*Your objective*:
The listing beneath should be written out in full, exactly as shown.

Dataset entries on figures:
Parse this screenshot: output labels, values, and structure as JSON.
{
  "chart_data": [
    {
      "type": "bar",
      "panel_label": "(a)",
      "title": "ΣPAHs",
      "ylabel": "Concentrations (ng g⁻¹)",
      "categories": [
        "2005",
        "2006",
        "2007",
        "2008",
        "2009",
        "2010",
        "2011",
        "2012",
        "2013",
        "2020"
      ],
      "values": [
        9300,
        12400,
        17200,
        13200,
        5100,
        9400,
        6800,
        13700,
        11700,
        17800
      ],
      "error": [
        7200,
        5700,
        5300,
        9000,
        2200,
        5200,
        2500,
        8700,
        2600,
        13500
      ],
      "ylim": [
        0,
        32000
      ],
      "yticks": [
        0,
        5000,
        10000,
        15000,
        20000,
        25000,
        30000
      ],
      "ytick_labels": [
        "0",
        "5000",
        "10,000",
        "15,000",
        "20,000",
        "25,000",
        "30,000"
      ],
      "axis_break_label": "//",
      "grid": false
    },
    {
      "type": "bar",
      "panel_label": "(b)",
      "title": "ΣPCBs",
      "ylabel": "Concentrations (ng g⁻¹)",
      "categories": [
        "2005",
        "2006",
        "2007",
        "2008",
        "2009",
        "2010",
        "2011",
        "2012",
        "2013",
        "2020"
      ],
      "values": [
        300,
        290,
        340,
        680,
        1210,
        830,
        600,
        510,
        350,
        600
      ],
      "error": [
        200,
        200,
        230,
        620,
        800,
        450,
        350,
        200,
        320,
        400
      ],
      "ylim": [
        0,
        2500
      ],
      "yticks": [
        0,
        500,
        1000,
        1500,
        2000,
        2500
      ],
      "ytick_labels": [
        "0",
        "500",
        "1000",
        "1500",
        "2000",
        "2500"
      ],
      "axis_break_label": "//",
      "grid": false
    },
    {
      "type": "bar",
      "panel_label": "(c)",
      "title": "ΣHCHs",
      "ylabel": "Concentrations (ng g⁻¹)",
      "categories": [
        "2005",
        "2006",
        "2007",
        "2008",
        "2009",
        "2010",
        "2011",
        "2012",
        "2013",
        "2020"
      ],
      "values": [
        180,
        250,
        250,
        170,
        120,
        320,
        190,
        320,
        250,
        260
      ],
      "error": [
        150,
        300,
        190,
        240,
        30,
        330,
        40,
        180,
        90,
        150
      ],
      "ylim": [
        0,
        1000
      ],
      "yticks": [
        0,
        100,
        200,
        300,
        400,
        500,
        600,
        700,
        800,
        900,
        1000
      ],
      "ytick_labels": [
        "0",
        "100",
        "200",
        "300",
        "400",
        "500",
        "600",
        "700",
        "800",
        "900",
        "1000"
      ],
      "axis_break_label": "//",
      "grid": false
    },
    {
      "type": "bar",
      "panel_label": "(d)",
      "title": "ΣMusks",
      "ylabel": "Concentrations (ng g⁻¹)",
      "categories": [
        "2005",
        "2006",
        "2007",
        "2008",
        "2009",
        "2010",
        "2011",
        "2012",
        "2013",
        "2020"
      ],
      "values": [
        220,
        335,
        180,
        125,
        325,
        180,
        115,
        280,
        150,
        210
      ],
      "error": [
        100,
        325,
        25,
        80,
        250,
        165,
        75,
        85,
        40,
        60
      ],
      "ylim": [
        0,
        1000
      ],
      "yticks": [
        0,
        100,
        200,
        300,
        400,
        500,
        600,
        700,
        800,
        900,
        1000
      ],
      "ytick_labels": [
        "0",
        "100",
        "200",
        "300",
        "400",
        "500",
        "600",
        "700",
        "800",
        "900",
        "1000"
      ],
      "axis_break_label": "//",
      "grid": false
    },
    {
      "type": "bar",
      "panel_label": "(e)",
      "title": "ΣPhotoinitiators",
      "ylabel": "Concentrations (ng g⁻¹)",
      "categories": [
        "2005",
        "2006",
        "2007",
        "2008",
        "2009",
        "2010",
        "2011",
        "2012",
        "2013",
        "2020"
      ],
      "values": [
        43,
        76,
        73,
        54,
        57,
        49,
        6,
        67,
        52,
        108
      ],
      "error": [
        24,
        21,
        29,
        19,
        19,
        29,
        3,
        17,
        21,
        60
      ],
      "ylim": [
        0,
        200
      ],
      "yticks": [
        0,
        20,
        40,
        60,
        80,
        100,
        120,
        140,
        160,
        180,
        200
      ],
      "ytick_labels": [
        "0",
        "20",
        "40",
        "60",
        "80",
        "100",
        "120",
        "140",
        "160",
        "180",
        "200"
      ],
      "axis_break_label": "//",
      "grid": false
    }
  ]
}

*Result of the exercise*:
Parse this screenshot: output labels, values, and structure as JSON.
{
  "chart_data": [
    {
      "type": "bar",
      "panel_label": "(a)",
      "title": "ΣPAHs",
      "ylabel": "Concentrations (ng g⁻¹)",
      "categories": [
        "2005",
        "2006",
        "2007",
        "2008",
        "2009",
        "2010",
        "2011",
        "2012",
        "2013",
        "2020"
      ],
      "values": [
        9300,
        12400,
        17200,
        13200,
        5100,
        9400,
        6800,
        13700,
        11700,
        17800
      ],
      "error": [
        7200,
        5700,
        5300,
        9000,
        2200,
        5200,
        2500,
        8700,
        2600,
        13500
      ],
      "ylim": [
        0,
        32000
      ],
      "yticks": [
        0,
        5000,
        10000,
        15000,
        20000,
        25000,
        30000
      ],
      "ytick_labels": [
        "0",
        "5000",
        "10,000",
        "15,000",
        "20,000",
        "25,000",
        "30,000"
      ],
      "axis_break_label": "//",
      "grid": false
    },
    {
      "type": "bar",
      "panel_label": "(b)",
      "title": "ΣPCBs",
      "ylabel": "Concentrations (ng g⁻¹)",
      "categories": [
        "2005",
        "2006",
        "2007",
        "2008",
        "2009",
        "2010",
        "2011",
        "2012",
        "2013",
        "2020"
      ],
      "values": [
        300,
        290,
        340,
        680,
        1210,
        830,
        600,
        510,
        350,
        600
      ],
      "error": [
        200,
        200,
        230,
        620,
        800,
        450,
        350,
        200,
        320,
        400
      ],
      "ylim": [
        0,
        2500
      ],
      "yticks": [
        0,
        500,
        1000,
        1500,
        2000,
        2500
      ],
      "ytick_labels": [
        "0",
        "500",
        "1000",
        "1500",
        "2000",
        "2500"
      ],
      "axis_break_label": "//",
      "grid": false
    },
    {
      "type": "bar",
      "panel_label": "(c)",
      "title": "ΣHCHs",
      "ylabel": "Concentrations (ng g⁻¹)",
      "categories": [
        "2005",
        "2006",
        "2007",
        "2008",
        "2009",
        "2010",
        "2011",
        "2012",
        "2013",
        "2020"
      ],
      "values": [
        180,
        250,
        250,
        170,
        120,
        320,
        190,
        320,
        250,
        260
      ],
      "error": [
        150,
        300,
        190,
        240,
        30,
        330,
        40,
        180,
        90,
        150
      ],
      "ylim": [
        0,
        1000
      ],
      "yticks": [
        0,
        100,
        200,
        300,
        400,
        500,
        600,
        700,
        800,
        900,
        1000
      ],
      "ytick_labels": [
        "0",
        "100",
        "200",
        "300",
        "400",
        "500",
        "600",
        "700",
        "800",
        "900",
        "1000"
      ],
      "axis_break_label": "//",
      "grid": false
    },
    {
      "type": "bar",
      "panel_label": "(d)",
      "title": "ΣMusks",
      "ylabel": "Concentrations (ng g⁻¹)",
      "categories": [
        "2005",
        "2006",
        "2007",
        "2008",
        "2009",
        "2010",
        "2011",
        "2012",
        "2013",
        "2020"
      ],
      "values": [
        220,
        335,
        180,
        125,
        325,
        180,
        115,
        280,
        150,
        210
      ],
      "error": [
        100,
        325,
        25,
        80,
        250,
        165,
        75,
        85,
        40,
        60
      ],
      "ylim": [
        0,
        1000
      ],
      "yticks": [
        0,
        100,
        200,
        300,
        400,
        500,
        600,
        700,
        800,
        900,
        1000
      ],
      "ytick_labels": [
        "0",
        "100",
        "200",
        "300",
        "400",
        "500",
        "600",
        "700",
        "800",
        "900",
        "1000"
      ],
      "axis_break_label": "//",
      "grid": false
    },
    {
      "type": "bar",
      "panel_label": "(e)",
      "title": "ΣPhotoinitiators",
      "ylabel": "Concentrations (ng g⁻¹)",
      "categories": [
        "2005",
        "2006",
        "2007",
        "2008",
        "2009",
        "2010",
        "2011",
        "2012",
        "2013",
        "2020"
      ],
      "values": [
        43,
        76,
        73,
        54,
        57,
        49,
        6,
        67,
        52,
        108
      ],
      "error": [
        24,
        21,
        29,
        19,
        19,
        29,
        3,
        17,
        21,
        60
      ],
      "ylim": [
        0,
        200
      ],
      "yticks": [
        0,
        20,
        40,
        60,
        80,
        100,
        120,
        140,
        160,
        180,
        200
      ],
      "ytick_labels": [
        "0",
        "20",
        "40",
        "60",
        "80",
        "100",
        "120",
        "140",
        "160",
        "180",
        "200"
      ],
      "axis_break_label": "//",
      "grid": false
    }
  ]
}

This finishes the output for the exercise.